◆ **Provided text**
It's the local soup kitchen.

And it's not for required Com Serv.

(Although, the thought was brilliant. Seriously.)


----------



## Salty dog

http://saltyskitchen.blogspot.com/2015/03/my-first-day.html


----------



## Salty dog

The more I reflect on today the more my feelings change.

At first I was appalled. Then I was amused, now I'm impressed about how these selfless volunteers (Especially Doris) do this for years for what seems like un-appreciating "guests".

That's true "charity".


----------



## chinacats

Nice website, and this blog is going to be fun to follow...love the character introductions.


----------



## Bill13

Well... my earlier comments are no longer applicable. Anyone working in a soup kitchen deserves the benefit of the doubt.

Sounds like an interesting morning!


----------



## Mrmnms

I tip my hat to you. I've done some shifts at a local soup kitchen with a buddy of mine to give their regular guy a break. It's humbling. Some of the faces I've seen in the church dining room were familiar. It was disturbing for me to realize that some families of my kids schoolmates had to rely on this. The other volunteers always thank us big time. I think our food is a little different. I keep thinking they do this selflessly all the time with really no acknowledgement at all, what are they thanking me for?
There's a couple places including Trader Joes that are remarkable in how much fine food they donate. I went back in and sharpened some knives (they do use a lot of serrated). I couldn't help myself.


----------



## Salty dog

Bottom line. It could work sooo much better. So you have to ask yourself.........if you really want to contribute?......I'm a little afraid of that.


----------



## chinacats

My unsolicited opinion is that if there are things regarding sanitation that need to be improved that maybe after a few more days you could use your way of persuasion to at least educate? I would think that would be the one area where they have to listen--then maybe when they figure out that you know *** you're talking about, they will listen in other areas? Not sure exactly what this is all about, but cheers on choosing a place that could use your help.


----------



## stereo.pete

Well, now I can understand concerning it is a soup kitchen and not a professional restaurant. Kudos to you Scott for helping out, well played!


----------



## Salty dog

Bottom line. The people preparing the food there obviously feel fulfilled. The "guests" don't complain and generally speaking the folks in charge are satisfied. So the wheel really doesn't need to be fixed. 

I'll continue with my lessons in humility, patience and tolerance.


----------



## Artichoke

Salty,

Your attitude and humility are admirable! Thanks for sharing this lesson.


----------



## Fritzkrieg

Sir, you're a better man than I. No joke.


----------



## Salty dog

My motives could be considered selfish. I'm doing it for me.


----------



## WildBoar

It's amazing how some people devote so much of their time to helping those less fortunate. And many times they are ones who are not that much more fortunate then those they are helping. It didn't take you long at all to see how not matter how misguided some of their operation may be that does not distract from the mission. Different priorities are at work there. And you may be able to eventually help them understand some of the things they are doing may be hampering their overall productivity, and with some small changes they may be able to reduce their burden a little bit.


----------



## ptolemy

I think it's admirable that you chose to help out, but IMO you should help out somewhere outside kitchen. I think you're set in your ways and know exactly how something should be done, so this will likely frustrate you. I would also say, do something that has nothing to do with kitchen. For me, since I work with computers all day, it's sharpening and cooking.

(Document layout detection data)
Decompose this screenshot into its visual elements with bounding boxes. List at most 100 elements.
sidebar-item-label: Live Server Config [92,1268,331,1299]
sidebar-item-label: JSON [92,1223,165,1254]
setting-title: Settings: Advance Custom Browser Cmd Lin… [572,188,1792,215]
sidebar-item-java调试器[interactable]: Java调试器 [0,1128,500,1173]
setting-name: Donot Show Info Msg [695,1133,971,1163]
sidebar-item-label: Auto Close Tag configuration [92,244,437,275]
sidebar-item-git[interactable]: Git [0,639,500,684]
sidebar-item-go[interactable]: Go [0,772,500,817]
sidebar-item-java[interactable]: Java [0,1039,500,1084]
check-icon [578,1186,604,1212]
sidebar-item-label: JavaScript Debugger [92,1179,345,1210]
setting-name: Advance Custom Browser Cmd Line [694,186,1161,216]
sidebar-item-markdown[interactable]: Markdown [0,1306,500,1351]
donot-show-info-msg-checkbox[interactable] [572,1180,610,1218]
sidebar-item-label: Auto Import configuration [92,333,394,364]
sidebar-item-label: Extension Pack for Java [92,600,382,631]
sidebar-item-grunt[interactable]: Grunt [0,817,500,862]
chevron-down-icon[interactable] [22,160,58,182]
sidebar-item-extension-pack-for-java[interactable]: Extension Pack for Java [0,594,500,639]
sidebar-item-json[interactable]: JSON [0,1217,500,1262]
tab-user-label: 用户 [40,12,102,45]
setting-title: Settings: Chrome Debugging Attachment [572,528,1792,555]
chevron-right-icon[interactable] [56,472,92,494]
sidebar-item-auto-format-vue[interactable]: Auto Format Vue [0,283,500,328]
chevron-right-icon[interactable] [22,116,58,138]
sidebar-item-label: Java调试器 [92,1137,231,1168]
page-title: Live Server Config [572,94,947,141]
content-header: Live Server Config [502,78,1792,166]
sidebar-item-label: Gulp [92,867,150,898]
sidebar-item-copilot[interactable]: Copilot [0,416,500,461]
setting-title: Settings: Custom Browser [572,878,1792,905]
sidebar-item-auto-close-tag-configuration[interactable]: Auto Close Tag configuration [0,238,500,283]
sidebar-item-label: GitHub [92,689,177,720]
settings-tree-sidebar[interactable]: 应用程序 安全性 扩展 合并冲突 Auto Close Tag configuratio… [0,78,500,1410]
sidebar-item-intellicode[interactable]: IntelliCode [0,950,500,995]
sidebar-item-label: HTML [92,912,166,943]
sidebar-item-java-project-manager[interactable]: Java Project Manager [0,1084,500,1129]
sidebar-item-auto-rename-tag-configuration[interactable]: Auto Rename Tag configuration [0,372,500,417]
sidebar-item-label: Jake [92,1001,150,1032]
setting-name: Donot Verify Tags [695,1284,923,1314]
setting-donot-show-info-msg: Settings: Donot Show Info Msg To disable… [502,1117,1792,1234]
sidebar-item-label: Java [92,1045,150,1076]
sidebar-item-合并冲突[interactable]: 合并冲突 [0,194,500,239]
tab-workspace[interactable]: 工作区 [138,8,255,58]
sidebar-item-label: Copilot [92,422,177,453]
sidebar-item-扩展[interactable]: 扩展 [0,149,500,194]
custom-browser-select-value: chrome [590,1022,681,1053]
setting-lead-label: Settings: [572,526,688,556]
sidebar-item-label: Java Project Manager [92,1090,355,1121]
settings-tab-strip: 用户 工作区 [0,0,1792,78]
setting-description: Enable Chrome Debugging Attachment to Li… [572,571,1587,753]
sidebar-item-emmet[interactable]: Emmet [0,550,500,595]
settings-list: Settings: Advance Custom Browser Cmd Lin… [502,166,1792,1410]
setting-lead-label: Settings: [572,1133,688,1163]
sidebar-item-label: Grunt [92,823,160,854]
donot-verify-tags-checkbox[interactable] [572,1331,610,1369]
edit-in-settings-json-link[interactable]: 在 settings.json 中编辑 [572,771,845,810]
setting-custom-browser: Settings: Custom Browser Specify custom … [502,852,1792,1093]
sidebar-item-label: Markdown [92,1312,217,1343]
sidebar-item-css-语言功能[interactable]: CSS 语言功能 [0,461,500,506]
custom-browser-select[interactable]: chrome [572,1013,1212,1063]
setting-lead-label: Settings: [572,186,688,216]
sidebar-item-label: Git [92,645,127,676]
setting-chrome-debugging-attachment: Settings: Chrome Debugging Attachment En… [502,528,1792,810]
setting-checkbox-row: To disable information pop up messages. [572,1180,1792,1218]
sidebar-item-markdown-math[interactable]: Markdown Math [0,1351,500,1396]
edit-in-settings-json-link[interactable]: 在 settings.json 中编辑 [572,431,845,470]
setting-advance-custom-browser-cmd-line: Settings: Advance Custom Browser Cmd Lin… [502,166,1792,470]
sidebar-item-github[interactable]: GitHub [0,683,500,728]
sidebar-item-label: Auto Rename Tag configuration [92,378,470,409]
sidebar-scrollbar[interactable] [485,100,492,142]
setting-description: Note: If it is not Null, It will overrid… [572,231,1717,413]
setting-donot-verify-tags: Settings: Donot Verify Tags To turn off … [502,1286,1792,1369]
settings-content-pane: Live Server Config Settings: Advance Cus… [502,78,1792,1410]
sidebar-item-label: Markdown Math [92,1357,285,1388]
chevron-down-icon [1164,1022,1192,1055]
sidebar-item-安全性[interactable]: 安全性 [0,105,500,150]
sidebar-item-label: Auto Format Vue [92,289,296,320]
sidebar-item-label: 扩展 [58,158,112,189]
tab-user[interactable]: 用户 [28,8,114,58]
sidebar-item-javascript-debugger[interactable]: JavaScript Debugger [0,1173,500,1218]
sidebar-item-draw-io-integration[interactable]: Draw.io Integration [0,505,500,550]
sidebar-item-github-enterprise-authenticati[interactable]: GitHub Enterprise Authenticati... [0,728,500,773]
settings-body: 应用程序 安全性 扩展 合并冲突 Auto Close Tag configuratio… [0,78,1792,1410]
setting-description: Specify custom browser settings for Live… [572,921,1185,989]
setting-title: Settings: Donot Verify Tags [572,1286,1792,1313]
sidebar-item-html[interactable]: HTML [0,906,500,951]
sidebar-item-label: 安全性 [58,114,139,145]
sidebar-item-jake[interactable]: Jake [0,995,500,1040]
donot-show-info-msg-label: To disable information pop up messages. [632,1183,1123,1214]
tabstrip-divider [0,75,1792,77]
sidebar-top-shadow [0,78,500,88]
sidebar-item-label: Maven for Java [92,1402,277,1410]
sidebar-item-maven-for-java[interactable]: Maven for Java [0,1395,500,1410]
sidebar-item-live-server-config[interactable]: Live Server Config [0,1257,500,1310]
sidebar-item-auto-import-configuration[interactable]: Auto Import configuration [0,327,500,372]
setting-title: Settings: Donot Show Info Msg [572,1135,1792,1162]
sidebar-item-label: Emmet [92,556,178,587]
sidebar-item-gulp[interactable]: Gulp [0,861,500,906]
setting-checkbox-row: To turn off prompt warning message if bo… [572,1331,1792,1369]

◆ **Description of the task**
Return the part of the soup kitchen thread starting with "Well... my earlier" and going on through "an interesting morning!", copied exactly. Work from the soup kitchen thread alone.

◆ **Exercise answer**
Well... my earlier comments are no longer applicable. Anyone working in a soup kitchen deserves the benefit of the doubt.

Sounds like an interesting morning!